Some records

☆ ☆ ☆ ☆ ☆ ☆ ☆

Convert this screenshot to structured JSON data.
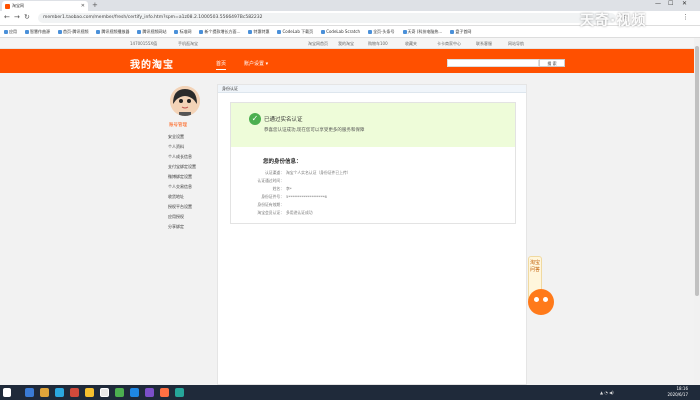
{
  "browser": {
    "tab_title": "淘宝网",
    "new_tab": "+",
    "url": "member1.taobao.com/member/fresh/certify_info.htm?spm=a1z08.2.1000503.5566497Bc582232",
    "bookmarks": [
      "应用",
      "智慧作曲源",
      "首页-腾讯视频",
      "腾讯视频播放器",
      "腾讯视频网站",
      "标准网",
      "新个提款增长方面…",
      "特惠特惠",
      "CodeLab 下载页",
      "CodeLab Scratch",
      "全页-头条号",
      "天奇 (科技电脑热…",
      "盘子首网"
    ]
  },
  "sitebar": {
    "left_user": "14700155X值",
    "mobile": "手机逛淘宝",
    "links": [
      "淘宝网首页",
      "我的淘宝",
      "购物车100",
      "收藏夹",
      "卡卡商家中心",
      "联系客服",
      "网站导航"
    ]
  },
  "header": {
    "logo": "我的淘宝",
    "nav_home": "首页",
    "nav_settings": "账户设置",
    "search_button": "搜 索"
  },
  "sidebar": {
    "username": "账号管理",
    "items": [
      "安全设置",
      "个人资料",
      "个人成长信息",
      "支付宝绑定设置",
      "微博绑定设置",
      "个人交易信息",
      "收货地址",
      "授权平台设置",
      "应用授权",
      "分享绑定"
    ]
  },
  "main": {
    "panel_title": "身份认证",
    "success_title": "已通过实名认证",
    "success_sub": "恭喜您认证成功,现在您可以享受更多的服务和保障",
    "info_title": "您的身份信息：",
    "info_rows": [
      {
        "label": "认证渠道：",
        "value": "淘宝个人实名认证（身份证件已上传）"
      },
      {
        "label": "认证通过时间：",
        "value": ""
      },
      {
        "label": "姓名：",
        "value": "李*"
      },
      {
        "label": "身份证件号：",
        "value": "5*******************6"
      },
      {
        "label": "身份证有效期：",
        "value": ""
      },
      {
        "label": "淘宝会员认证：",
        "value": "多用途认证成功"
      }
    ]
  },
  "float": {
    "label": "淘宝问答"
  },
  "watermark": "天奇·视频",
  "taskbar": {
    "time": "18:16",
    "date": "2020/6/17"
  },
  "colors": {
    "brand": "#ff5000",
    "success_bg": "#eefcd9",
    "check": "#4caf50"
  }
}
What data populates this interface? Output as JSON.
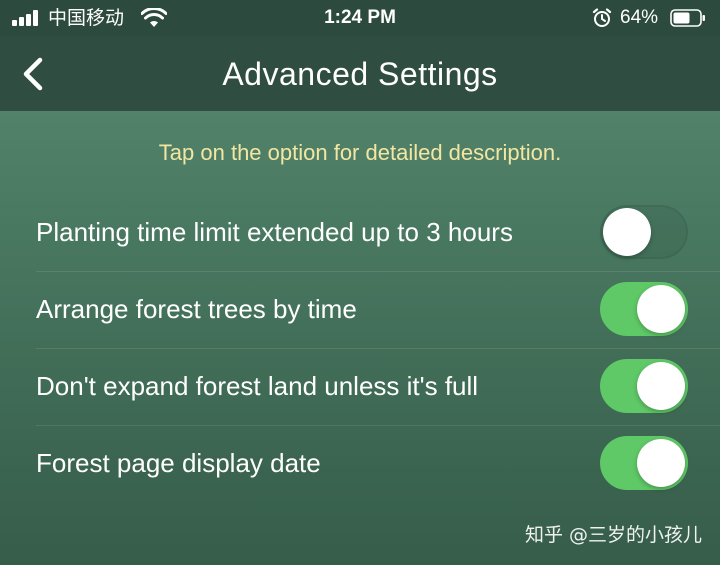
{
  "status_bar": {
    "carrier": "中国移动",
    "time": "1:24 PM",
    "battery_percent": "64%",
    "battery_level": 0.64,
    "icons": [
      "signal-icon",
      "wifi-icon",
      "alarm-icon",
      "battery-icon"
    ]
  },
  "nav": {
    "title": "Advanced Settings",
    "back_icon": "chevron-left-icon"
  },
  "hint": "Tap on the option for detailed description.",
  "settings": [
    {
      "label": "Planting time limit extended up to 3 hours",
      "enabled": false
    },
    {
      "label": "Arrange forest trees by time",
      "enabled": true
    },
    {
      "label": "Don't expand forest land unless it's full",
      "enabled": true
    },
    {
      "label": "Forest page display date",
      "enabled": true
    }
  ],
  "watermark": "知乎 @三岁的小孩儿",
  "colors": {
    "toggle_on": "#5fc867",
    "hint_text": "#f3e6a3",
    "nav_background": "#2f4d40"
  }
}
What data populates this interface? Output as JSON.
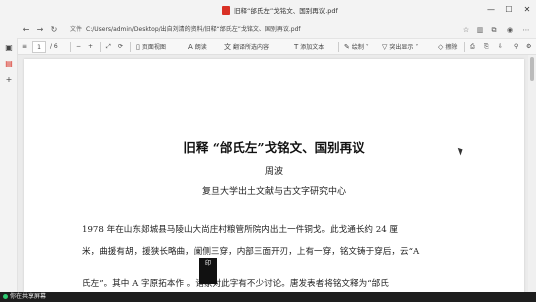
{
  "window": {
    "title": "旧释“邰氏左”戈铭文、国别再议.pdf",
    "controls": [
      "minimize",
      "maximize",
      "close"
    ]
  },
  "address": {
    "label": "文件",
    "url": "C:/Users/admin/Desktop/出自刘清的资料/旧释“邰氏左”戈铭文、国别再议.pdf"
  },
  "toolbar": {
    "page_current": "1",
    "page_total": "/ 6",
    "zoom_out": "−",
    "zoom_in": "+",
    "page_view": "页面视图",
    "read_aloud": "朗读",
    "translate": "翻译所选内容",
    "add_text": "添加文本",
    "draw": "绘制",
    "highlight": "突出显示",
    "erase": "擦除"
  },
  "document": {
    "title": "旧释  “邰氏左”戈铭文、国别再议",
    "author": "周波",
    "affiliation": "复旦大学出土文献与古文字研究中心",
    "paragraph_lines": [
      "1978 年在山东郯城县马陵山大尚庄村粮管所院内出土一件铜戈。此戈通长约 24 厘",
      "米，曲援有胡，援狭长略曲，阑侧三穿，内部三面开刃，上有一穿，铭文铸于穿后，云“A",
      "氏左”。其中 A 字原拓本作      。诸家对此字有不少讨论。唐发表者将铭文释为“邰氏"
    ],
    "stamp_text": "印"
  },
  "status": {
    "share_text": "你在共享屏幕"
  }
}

☆ ☆ ☆ ☆ ☆ ☆ ☆

Exercise instructions = Leave the pictures out and output the rest of the listing exactly.

Response below =
Convert this screenshot to structured JSON data.
{
  "browser": {
    "tab_title": "淘宝网",
    "new_tab": "+",
    "url": "member1.taobao.com/member/fresh/certify_info.htm?spm=a1z08.2.1000503.5566497Bc582232",
    "bookmarks": [
      "应用",
      "智慧作曲源",
      "首页-腾讯视频",
      "腾讯视频播放器",
      "腾讯视频网站",
      "标准网",
      "新个提款增长方面…",
      "特惠特惠",
      "CodeLab 下载页",
      "CodeLab Scratch",
      "全页-头条号",
      "天奇 (科技电脑热…",
      "盘子首网"
    ]
  },
  "sitebar": {
    "left_user": "14700155X值",
    "mobile": "手机逛淘宝",
    "links": [
      "淘宝网首页",
      "我的淘宝",
      "购物车100",
      "收藏夹",
      "卡卡商家中心",
      "联系客服",
      "网站导航"
    ]
  },
  "header": {
    "logo": "我的淘宝",
    "nav_home": "首页",
    "nav_settings": "账户设置",
    "search_button": "搜 索"
  },
  "sidebar": {
    "username": "账号管理",
    "items": [
      "安全设置",
      "个人资料",
      "个人成长信息",
      "支付宝绑定设置",
      "微博绑定设置",
      "个人交易信息",
      "收货地址",
      "授权平台设置",
      "应用授权",
      "分享绑定"
    ]
  },
  "main": {
    "panel_title": "身份认证",
    "success_title": "已通过实名认证",
    "success_sub": "恭喜您认证成功,现在您可以享受更多的服务和保障",
    "info_title": "您的身份信息：",
    "info_rows": [
      {
        "label": "认证渠道：",
        "value": "淘宝个人实名认证（身份证件已上传）"
      },
      {
        "label": "认证通过时间：",
        "value": ""
      },
      {
        "label": "姓名：",
        "value": "李*"
      },
      {
        "label": "身份证件号：",
        "value": "5*******************6"
      },
      {
        "label": "身份证有效期：",
        "value": ""
      },
      {
        "label": "淘宝会员认证：",
        "value": "多用途认证成功"
      }
    ]
  },
  "float": {
    "label": "淘宝问答"
  },
  "watermark": "天奇·视频",
  "taskbar": {
    "time": "18:16",
    "date": "2020/6/17"
  },
  "colors": {
    "brand": "#ff5000",
    "success_bg": "#eefcd9",
    "check": "#4caf50"
  }
}
What data populates this interface? Output as JSON.
{
  "status_bar": {
    "carrier": "中国移动",
    "time": "1:24 PM",
    "battery_percent": "64%",
    "battery_level": 0.64,
    "icons": [
      "signal-icon",
      "wifi-icon",
      "alarm-icon",
      "battery-icon"
    ]
  },
  "nav": {
    "title": "Advanced Settings",
    "back_icon": "chevron-left-icon"
  },
  "hint": "Tap on the option for detailed description.",
  "settings": [
    {
      "label": "Planting time limit extended up to 3 hours",
      "enabled": false
    },
    {
      "label": "Arrange forest trees by time",
      "enabled": true
    },
    {
      "label": "Don't expand forest land unless it's full",
      "enabled": true
    },
    {
      "label": "Forest page display date",
      "enabled": true
    }
  ],
  "watermark": "知乎 @三岁的小孩儿",
  "colors": {
    "toggle_on": "#5fc867",
    "hint_text": "#f3e6a3",
    "nav_background": "#2f4d40"
  }
}
What data populates this interface? Output as JSON.
{
  "window": {
    "title": "旧释“邰氏左”戈铭文、国别再议.pdf",
    "controls": [
      "minimize",
      "maximize",
      "close"
    ]
  },
  "address": {
    "label": "文件",
    "url": "C:/Users/admin/Desktop/出自刘清的资料/旧释“邰氏左”戈铭文、国别再议.pdf"
  },
  "toolbar": {
    "page_current": "1",
    "page_total": "/ 6",
    "zoom_out": "−",
    "zoom_in": "+",
    "page_view": "页面视图",
    "read_aloud": "朗读",
    "translate": "翻译所选内容",
    "add_text": "添加文本",
    "draw": "绘制",
    "highlight": "突出显示",
    "erase": "擦除"
  },
  "document": {
    "title": "旧释  “邰氏左”戈铭文、国别再议",
    "author": "周波",
    "affiliation": "复旦大学出土文献与古文字研究中心",
    "paragraph_lines": [
      "1978 年在山东郯城县马陵山大尚庄村粮管所院内出土一件铜戈。此戈通长约 24 厘",
      "米，曲援有胡，援狭长略曲，阑侧三穿，内部三面开刃，上有一穿，铭文铸于穿后，云“A",
      "氏左”。其中 A 字原拓本作      。诸家对此字有不少讨论。唐发表者将铭文释为“邰氏"
    ],
    "stamp_text": "印"
  },
  "status": {
    "share_text": "你在共享屏幕"
  }
}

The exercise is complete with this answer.